Your objective:
Copy the entries below with every "Circle shape" swapped for "Round marker" and all other text kept the same. Leave out the pictures.

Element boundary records
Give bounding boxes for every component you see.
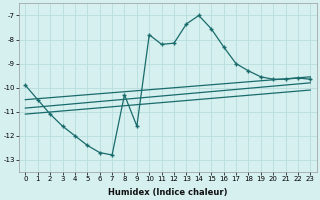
X-axis label: Humidex (Indice chaleur): Humidex (Indice chaleur) [108,188,228,197]
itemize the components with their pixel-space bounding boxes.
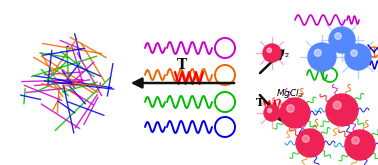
Circle shape: [302, 135, 309, 142]
Circle shape: [345, 130, 375, 160]
Circle shape: [280, 98, 310, 128]
Circle shape: [263, 44, 281, 62]
Circle shape: [351, 50, 357, 56]
Circle shape: [314, 49, 321, 56]
Circle shape: [308, 43, 336, 71]
Circle shape: [268, 109, 272, 113]
Circle shape: [326, 94, 358, 126]
Circle shape: [329, 27, 355, 53]
Text: MgCl$_2$: MgCl$_2$: [276, 86, 304, 99]
Circle shape: [296, 129, 324, 157]
Circle shape: [345, 44, 371, 70]
Text: T: T: [256, 98, 264, 109]
Text: T: T: [177, 58, 187, 72]
Circle shape: [264, 105, 280, 121]
Circle shape: [333, 101, 341, 109]
Circle shape: [267, 48, 271, 52]
Text: MgCl$_2$: MgCl$_2$: [262, 47, 290, 60]
Circle shape: [352, 137, 359, 144]
Circle shape: [287, 105, 294, 112]
Circle shape: [335, 33, 341, 39]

Task result:
Give bounding boxes for every component you see.
X-axis label: Humidex (Indice chaleur): Humidex (Indice chaleur) [108,188,228,197]
itemize the components with their pixel-space bounding boxes.
Round marker: [302, 135, 309, 142]
Round marker: [345, 130, 375, 160]
Round marker: [280, 98, 310, 128]
Round marker: [263, 44, 281, 62]
Round marker: [351, 50, 357, 56]
Round marker: [314, 49, 321, 56]
Round marker: [308, 43, 336, 71]
Round marker: [268, 109, 272, 113]
Round marker: [326, 94, 358, 126]
Round marker: [329, 27, 355, 53]
Text: MgCl$_2$: MgCl$_2$: [276, 86, 304, 99]
Round marker: [296, 129, 324, 157]
Round marker: [345, 44, 371, 70]
Text: T: T: [256, 98, 264, 109]
Text: T: T: [177, 58, 187, 72]
Round marker: [264, 105, 280, 121]
Round marker: [333, 101, 341, 109]
Round marker: [267, 48, 271, 52]
Text: MgCl$_2$: MgCl$_2$: [262, 47, 290, 60]
Round marker: [352, 137, 359, 144]
Round marker: [287, 105, 294, 112]
Round marker: [335, 33, 341, 39]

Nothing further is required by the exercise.